Boxed element entries
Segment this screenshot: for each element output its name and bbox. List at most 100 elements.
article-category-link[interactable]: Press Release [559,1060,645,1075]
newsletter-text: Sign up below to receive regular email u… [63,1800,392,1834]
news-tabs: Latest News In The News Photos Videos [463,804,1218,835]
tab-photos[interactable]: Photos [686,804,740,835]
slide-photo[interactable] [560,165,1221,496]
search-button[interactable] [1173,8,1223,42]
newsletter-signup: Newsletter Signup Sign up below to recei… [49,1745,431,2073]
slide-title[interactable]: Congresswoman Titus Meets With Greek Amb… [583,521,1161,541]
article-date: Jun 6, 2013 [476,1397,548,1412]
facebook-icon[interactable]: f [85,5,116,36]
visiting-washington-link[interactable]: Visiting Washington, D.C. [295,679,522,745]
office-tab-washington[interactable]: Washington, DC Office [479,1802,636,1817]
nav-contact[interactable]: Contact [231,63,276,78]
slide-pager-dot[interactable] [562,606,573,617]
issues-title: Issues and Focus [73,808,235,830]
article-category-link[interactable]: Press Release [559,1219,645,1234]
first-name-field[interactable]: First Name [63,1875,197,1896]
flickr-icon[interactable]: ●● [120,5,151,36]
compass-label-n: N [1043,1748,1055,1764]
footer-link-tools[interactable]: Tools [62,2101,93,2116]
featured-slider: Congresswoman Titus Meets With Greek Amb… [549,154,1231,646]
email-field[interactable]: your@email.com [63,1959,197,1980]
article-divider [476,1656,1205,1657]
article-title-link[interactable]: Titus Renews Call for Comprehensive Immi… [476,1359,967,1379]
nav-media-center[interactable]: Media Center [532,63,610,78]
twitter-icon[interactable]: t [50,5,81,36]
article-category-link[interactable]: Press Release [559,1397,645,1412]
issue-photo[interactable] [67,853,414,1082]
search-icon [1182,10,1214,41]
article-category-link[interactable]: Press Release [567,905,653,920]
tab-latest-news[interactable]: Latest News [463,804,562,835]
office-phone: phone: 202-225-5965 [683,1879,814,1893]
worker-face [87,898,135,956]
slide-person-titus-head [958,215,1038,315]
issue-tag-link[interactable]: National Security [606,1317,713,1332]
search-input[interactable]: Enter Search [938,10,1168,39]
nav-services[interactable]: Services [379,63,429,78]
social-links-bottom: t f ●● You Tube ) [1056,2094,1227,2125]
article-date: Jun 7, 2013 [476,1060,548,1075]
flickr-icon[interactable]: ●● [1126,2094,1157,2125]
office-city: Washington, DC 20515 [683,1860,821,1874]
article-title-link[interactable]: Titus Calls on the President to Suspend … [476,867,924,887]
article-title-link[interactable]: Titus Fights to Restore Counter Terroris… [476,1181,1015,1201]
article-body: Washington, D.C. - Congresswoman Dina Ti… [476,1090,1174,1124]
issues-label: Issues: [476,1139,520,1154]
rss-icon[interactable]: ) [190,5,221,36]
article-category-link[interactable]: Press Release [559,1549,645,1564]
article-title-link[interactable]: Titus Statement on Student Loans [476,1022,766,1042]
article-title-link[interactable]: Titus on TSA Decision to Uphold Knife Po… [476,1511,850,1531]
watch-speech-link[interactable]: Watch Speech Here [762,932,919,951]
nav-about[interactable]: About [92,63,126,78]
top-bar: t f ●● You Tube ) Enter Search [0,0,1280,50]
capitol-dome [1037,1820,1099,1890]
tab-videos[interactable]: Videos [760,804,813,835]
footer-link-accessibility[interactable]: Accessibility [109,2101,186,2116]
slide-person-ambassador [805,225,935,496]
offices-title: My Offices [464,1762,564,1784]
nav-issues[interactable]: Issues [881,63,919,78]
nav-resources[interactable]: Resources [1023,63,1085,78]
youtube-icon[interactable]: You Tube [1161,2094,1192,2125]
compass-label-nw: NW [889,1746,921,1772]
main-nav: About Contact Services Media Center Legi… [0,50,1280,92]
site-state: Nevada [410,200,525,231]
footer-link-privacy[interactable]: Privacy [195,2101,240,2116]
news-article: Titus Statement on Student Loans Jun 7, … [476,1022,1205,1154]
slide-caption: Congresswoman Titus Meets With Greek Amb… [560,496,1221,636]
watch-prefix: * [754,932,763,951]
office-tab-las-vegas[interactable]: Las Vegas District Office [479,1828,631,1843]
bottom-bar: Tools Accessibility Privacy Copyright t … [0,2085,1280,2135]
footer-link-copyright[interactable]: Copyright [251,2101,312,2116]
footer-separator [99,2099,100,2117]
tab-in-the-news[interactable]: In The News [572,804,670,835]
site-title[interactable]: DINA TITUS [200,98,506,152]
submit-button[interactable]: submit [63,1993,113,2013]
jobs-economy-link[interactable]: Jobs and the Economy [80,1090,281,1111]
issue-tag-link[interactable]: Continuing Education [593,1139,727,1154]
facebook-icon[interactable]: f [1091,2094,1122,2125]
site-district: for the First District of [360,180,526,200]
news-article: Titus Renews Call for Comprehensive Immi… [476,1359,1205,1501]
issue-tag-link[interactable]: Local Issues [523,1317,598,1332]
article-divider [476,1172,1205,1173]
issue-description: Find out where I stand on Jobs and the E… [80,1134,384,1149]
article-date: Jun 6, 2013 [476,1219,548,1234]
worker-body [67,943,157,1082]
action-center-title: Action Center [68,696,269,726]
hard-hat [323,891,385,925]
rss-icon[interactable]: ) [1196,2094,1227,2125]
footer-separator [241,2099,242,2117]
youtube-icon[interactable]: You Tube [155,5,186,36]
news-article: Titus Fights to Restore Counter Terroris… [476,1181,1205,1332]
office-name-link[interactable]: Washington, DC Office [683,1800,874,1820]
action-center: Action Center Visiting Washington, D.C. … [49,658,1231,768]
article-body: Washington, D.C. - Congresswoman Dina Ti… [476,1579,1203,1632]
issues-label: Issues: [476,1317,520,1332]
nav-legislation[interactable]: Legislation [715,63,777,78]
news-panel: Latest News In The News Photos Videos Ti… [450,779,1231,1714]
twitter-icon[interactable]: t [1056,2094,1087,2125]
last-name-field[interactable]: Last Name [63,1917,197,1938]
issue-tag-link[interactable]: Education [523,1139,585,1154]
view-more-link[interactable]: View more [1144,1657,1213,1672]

Directions for this task
Arrange every line of the records above as a Markdown table with the columns "Row" and "Line," giving each line its row number and omitting blank lines.

Solution below
| Row | Line |
|---|---|
| 1 | Segment this screenshot: for each element output its name and bbox. List at most 100 elements. |
| 2 | article-category-link[interactable]: Press Release [559,1060,645,1075] |
| 3 | newsletter-text: Sign up below to receive regular email u… [63,1800,392,1834] |
| 4 | news-tabs: Latest News In The News Photos Videos [463,804,1218,835] |
| 5 | tab-photos[interactable]: Photos [686,804,740,835] |
| 6 | slide-photo[interactable] [560,165,1221,496] |
| 7 | search-button[interactable] [1173,8,1223,42] |
| 8 | newsletter-signup: Newsletter Signup Sign up below to recei… [49,1745,431,2073] |
| 9 | slide-title[interactable]: Congresswoman Titus Meets With Greek Amb… [583,521,1161,541] |
| 10 | article-date: Jun 6, 2013 [476,1397,548,1412] |
| 11 | facebook-icon[interactable]: f [85,5,116,36] |
| 12 | visiting-washington-link[interactable]: Visiting Washington, D.C. [295,679,522,745] |
| 13 | office-tab-washington[interactable]: Washington, DC Office [479,1802,636,1817] |
| 14 | nav-contact[interactable]: Contact [231,63,276,78] |
| 15 | slide-pager-dot[interactable] [562,606,573,617] |
| 16 | issues-title: Issues and Focus [73,808,235,830] |
| 17 | article-category-link[interactable]: Press Release [559,1219,645,1234] |
| 18 | first-name-field[interactable]: First Name [63,1875,197,1896] |
| 19 | flickr-icon[interactable]: ●● [120,5,151,36] |
| 20 | compass-label-n: N [1043,1748,1055,1764] |
| 21 | footer-link-tools[interactable]: Tools [62,2101,93,2116] |
| 22 | featured-slider: Congresswoman Titus Meets With Greek Amb… [549,154,1231,646] |
| 23 | email-field[interactable]: your@email.com [63,1959,197,1980] |
| 24 | article-divider [476,1656,1205,1657] |
| 25 | article-title-link[interactable]: Titus Renews Call for Comprehensive Immi… [476,1359,967,1379] |
| 26 | nav-media-center[interactable]: Media Center [532,63,610,78] |
| 27 | twitter-icon[interactable]: t [50,5,81,36] |
| 28 | article-category-link[interactable]: Press Release [559,1397,645,1412] |
| 29 | issue-photo[interactable] [67,853,414,1082] |
| 30 | search-icon [1182,10,1214,41] |
| 31 | article-category-link[interactable]: Press Release [567,905,653,920] |
| 32 | tab-latest-news[interactable]: Latest News [463,804,562,835] |
| 33 | office-phone: phone: 202-225-5965 [683,1879,814,1893] |
| 34 | worker-face [87,898,135,956] |
| 35 | slide-person-titus-head [958,215,1038,315] |
| 36 | issue-tag-link[interactable]: National Security [606,1317,713,1332] |
| 37 | search-input[interactable]: Enter Search [938,10,1168,39] |
| 38 | nav-services[interactable]: Services [379,63,429,78] |
| 39 | social-links-bottom: t f ●● You Tube ) [1056,2094,1227,2125] |
| 40 | article-date: Jun 7, 2013 [476,1060,548,1075] |
| 41 | flickr-icon[interactable]: ●● [1126,2094,1157,2125] |
| 42 | office-city: Washington, DC 20515 [683,1860,821,1874] |
| 43 | article-title-link[interactable]: Titus Calls on the President to Suspend … [476,867,924,887] |
| 44 | article-title-link[interactable]: Titus Fights to Restore Counter Terroris… [476,1181,1015,1201] |
| 45 | article-body: Washington, D.C. - Congresswoman Dina Ti… [476,1090,1174,1124] |
| 46 | issues-label: Issues: [476,1139,520,1154] |
| 47 | rss-icon[interactable]: ) [190,5,221,36] |
| 48 | article-category-link[interactable]: Press Release [559,1549,645,1564] |
| 49 | article-title-link[interactable]: Titus Statement on Student Loans [476,1022,766,1042] |
| 50 | article-title-link[interactable]: Titus on TSA Decision to Uphold Knife Po… [476,1511,850,1531] |
| 51 | watch-speech-link[interactable]: Watch Speech Here [762,932,919,951] |
| 52 | nav-about[interactable]: About [92,63,126,78] |
| 53 | top-bar: t f ●● You Tube ) Enter Search [0,0,1280,50] |
| 54 | capitol-dome [1037,1820,1099,1890] |
| 55 | tab-videos[interactable]: Videos [760,804,813,835] |
| 56 | footer-link-accessibility[interactable]: Accessibility [109,2101,186,2116] |
| 57 | slide-person-ambassador [805,225,935,496] |
| 58 | offices-title: My Offices [464,1762,564,1784] |
| 59 | nav-issues[interactable]: Issues [881,63,919,78] |
| 60 | nav-resources[interactable]: Resources [1023,63,1085,78] |
| 61 | youtube-icon[interactable]: You Tube [1161,2094,1192,2125] |
| 62 | compass-label-nw: NW [889,1746,921,1772] |
| 63 | main-nav: About Contact Services Media Center Legi… [0,50,1280,92] |
| 64 | site-state: Nevada [410,200,525,231] |
| 65 | footer-link-privacy[interactable]: Privacy [195,2101,240,2116] |
| 66 | news-article: Titus Statement on Student Loans Jun 7, … [476,1022,1205,1154] |
| 67 | slide-caption: Congresswoman Titus Meets With Greek Amb… [560,496,1221,636] |
| 68 | watch-prefix: * [754,932,763,951] |
| 69 | office-tab-las-vegas[interactable]: Las Vegas District Office [479,1828,631,1843] |
| 70 | bottom-bar: Tools Accessibility Privacy Copyright t … [0,2085,1280,2135] |
| 71 | footer-link-copyright[interactable]: Copyright [251,2101,312,2116] |
| 72 | footer-separator [99,2099,100,2117] |
| 73 | tab-in-the-news[interactable]: In The News [572,804,670,835] |
| 74 | site-title[interactable]: DINA TITUS [200,98,506,152] |
| 75 | submit-button[interactable]: submit [63,1993,113,2013] |
| 76 | jobs-economy-link[interactable]: Jobs and the Economy [80,1090,281,1111] |
| 77 | issue-tag-link[interactable]: Continuing Education [593,1139,727,1154] |
| 78 | facebook-icon[interactable]: f [1091,2094,1122,2125] |
| 79 | site-district: for the First District of [360,180,526,200] |
| 80 | news-article: Titus Renews Call for Comprehensive Immi… [476,1359,1205,1501] |
| 81 | issue-tag-link[interactable]: Local Issues [523,1317,598,1332] |
| 82 | article-divider [476,1172,1205,1173] |
| 83 | issue-description: Find out where I stand on Jobs and the E… [80,1134,384,1149] |
| 84 | article-date: Jun 6, 2013 [476,1219,548,1234] |
| 85 | worker-body [67,943,157,1082] |
| 86 | action-center-title: Action Center [68,696,269,726] |
| 87 | hard-hat [323,891,385,925] |
| 88 | rss-icon[interactable]: ) [1196,2094,1227,2125] |
| 89 | footer-separator [241,2099,242,2117] |
| 90 | youtube-icon[interactable]: You Tube [155,5,186,36] |
| 91 | news-article: Titus Fights to Restore Counter Terroris… [476,1181,1205,1332] |
| 92 | office-name-link[interactable]: Washington, DC Office [683,1800,874,1820] |
| 93 | action-center: Action Center Visiting Washington, D.C. … [49,658,1231,768] |
| 94 | article-body: Washington, D.C. - Congresswoman Dina Ti… [476,1579,1203,1632] |
| 95 | issues-label: Issues: [476,1317,520,1332] |
| 96 | nav-legislation[interactable]: Legislation [715,63,777,78] |
| 97 | news-panel: Latest News In The News Photos Videos Ti… [450,779,1231,1714] |
| 98 | twitter-icon[interactable]: t [1056,2094,1087,2125] |
| 99 | last-name-field[interactable]: Last Name [63,1917,197,1938] |
| 100 | issue-tag-link[interactable]: Education [523,1139,585,1154] |
| 101 | view-more-link[interactable]: View more [1144,1657,1213,1672] |